WHAT NEEDS TO BE DONE
Copy the data line for line, beginning with its first line and stopping after the line that contains "cmyk-dot-icon (292, 1444, 300, 1452)".

^^^^^^^^

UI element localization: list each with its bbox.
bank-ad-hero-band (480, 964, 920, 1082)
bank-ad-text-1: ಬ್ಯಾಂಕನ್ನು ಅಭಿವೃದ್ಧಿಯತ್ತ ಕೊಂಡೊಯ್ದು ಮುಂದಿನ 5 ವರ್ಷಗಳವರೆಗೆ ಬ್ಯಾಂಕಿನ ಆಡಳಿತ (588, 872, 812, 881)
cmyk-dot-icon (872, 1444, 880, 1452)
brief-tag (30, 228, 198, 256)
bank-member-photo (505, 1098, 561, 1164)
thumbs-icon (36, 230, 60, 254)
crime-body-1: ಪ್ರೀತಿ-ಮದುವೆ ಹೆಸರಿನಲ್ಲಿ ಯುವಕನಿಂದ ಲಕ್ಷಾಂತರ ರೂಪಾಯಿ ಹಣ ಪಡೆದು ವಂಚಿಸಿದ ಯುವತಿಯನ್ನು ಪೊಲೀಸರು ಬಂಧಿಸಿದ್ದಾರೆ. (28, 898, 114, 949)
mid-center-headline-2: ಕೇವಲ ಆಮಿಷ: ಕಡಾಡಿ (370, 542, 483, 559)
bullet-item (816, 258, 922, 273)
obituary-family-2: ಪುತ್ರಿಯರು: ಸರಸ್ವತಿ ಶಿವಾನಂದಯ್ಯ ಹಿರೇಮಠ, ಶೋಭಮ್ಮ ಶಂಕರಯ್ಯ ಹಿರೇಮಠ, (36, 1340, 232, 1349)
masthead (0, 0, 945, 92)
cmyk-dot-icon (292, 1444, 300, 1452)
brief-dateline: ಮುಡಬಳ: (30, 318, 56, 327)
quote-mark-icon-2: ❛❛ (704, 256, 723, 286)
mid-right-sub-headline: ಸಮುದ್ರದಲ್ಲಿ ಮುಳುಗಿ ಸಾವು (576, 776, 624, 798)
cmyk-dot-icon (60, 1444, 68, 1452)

^^^^^^^^

OUTPUT OF THE TASK
UI element localization: list each with its bbox.
bank-ad-hero-band (480, 964, 920, 1082)
bank-ad-text-1: ಬ್ಯಾಂಕನ್ನು ಅಭಿವೃದ್ಧಿಯತ್ತ ಕೊಂಡೊಯ್ದು ಮುಂದಿನ 5 ವರ್ಷಗಳವರೆಗೆ ಬ್ಯಾಂಕಿನ ಆಡಳಿತ (588, 872, 812, 881)
cmyk-dot-icon (872, 1444, 880, 1452)
brief-tag (30, 228, 198, 256)
bank-member-photo (505, 1098, 561, 1164)
thumbs-icon (36, 230, 60, 254)
crime-body-1: ಪ್ರೀತಿ-ಮದುವೆ ಹೆಸರಿನಲ್ಲಿ ಯುವಕನಿಂದ ಲಕ್ಷಾಂತರ ರೂಪಾಯಿ ಹಣ ಪಡೆದು ವಂಚಿಸಿದ ಯುವತಿಯನ್ನು ಪೊಲೀಸರು ಬಂಧಿಸಿದ್ದಾರೆ. (28, 898, 114, 949)
mid-center-headline-2: ಕೇವಲ ಆಮಿಷ: ಕಡಾಡಿ (370, 542, 483, 559)
bullet-item (816, 258, 922, 273)
obituary-family-2: ಪುತ್ರಿಯರು: ಸರಸ್ವತಿ ಶಿವಾನಂದಯ್ಯ ಹಿರೇಮಠ, ಶೋಭಮ್ಮ ಶಂಕರಯ್ಯ ಹಿರೇಮಠ, (36, 1340, 232, 1349)
masthead (0, 0, 945, 92)
cmyk-dot-icon (292, 1444, 300, 1452)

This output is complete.